*Requirements*:
Count every line of these entries that holds the word "学习杨柳永不忘本的高尚品质", and reply with the number only.

*Provided data*:
***

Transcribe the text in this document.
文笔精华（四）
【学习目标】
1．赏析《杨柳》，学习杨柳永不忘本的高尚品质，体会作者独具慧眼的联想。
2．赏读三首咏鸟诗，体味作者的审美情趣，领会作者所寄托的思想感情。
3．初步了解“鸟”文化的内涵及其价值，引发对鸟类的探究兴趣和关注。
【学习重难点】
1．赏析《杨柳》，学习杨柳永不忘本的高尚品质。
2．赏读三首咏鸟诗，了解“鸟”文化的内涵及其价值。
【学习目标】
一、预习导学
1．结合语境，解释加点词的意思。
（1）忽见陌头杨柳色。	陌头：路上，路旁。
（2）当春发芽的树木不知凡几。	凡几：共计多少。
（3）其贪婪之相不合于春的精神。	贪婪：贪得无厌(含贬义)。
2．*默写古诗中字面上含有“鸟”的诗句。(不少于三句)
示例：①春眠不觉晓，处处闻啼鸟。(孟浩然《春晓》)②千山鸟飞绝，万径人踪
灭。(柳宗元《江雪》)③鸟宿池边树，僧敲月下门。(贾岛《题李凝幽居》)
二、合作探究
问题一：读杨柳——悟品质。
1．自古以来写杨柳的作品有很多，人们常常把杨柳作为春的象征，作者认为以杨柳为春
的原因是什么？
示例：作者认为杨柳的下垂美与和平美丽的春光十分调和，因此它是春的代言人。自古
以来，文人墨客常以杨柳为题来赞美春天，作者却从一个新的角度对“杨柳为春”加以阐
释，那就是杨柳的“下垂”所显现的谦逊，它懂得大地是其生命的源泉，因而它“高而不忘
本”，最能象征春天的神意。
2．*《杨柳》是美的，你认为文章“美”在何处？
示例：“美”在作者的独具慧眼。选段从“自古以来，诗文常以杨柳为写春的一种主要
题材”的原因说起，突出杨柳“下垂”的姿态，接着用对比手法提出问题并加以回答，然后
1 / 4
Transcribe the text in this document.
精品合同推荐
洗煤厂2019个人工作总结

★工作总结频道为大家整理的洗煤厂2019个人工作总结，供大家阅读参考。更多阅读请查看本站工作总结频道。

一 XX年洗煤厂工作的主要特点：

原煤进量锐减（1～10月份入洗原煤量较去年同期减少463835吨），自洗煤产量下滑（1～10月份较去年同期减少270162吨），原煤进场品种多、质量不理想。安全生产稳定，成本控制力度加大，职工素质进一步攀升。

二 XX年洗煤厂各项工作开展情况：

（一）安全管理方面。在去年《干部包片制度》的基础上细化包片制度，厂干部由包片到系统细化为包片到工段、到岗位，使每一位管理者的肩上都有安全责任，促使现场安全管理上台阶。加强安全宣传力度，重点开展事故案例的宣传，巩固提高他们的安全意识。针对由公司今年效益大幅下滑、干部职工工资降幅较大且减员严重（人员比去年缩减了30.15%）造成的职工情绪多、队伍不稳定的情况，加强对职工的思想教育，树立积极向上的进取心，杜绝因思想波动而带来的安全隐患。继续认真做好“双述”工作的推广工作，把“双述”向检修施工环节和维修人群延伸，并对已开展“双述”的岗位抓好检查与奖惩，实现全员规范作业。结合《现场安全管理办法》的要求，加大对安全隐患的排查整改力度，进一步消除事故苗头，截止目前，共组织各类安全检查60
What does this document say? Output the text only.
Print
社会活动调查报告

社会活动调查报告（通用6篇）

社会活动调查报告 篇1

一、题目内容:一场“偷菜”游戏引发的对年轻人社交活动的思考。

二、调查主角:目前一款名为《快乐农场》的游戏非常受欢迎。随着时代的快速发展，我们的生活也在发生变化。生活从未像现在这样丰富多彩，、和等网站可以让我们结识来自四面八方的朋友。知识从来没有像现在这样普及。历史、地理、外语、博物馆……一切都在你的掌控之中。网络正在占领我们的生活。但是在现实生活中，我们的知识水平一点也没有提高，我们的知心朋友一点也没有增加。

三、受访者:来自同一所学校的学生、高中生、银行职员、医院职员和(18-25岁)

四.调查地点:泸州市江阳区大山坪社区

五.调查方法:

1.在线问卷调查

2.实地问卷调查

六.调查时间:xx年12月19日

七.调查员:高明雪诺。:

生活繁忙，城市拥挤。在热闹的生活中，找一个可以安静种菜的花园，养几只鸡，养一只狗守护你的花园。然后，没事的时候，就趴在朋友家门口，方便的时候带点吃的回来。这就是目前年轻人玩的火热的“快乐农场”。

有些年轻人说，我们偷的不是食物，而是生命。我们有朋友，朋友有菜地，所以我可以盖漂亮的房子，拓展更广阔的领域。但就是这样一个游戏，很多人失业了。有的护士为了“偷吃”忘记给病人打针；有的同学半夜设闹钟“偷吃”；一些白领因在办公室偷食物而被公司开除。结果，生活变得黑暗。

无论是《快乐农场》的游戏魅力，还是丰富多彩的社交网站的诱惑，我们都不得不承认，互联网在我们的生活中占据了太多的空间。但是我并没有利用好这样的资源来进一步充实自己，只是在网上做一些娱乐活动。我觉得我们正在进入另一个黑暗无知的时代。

***

*Correct output*:
2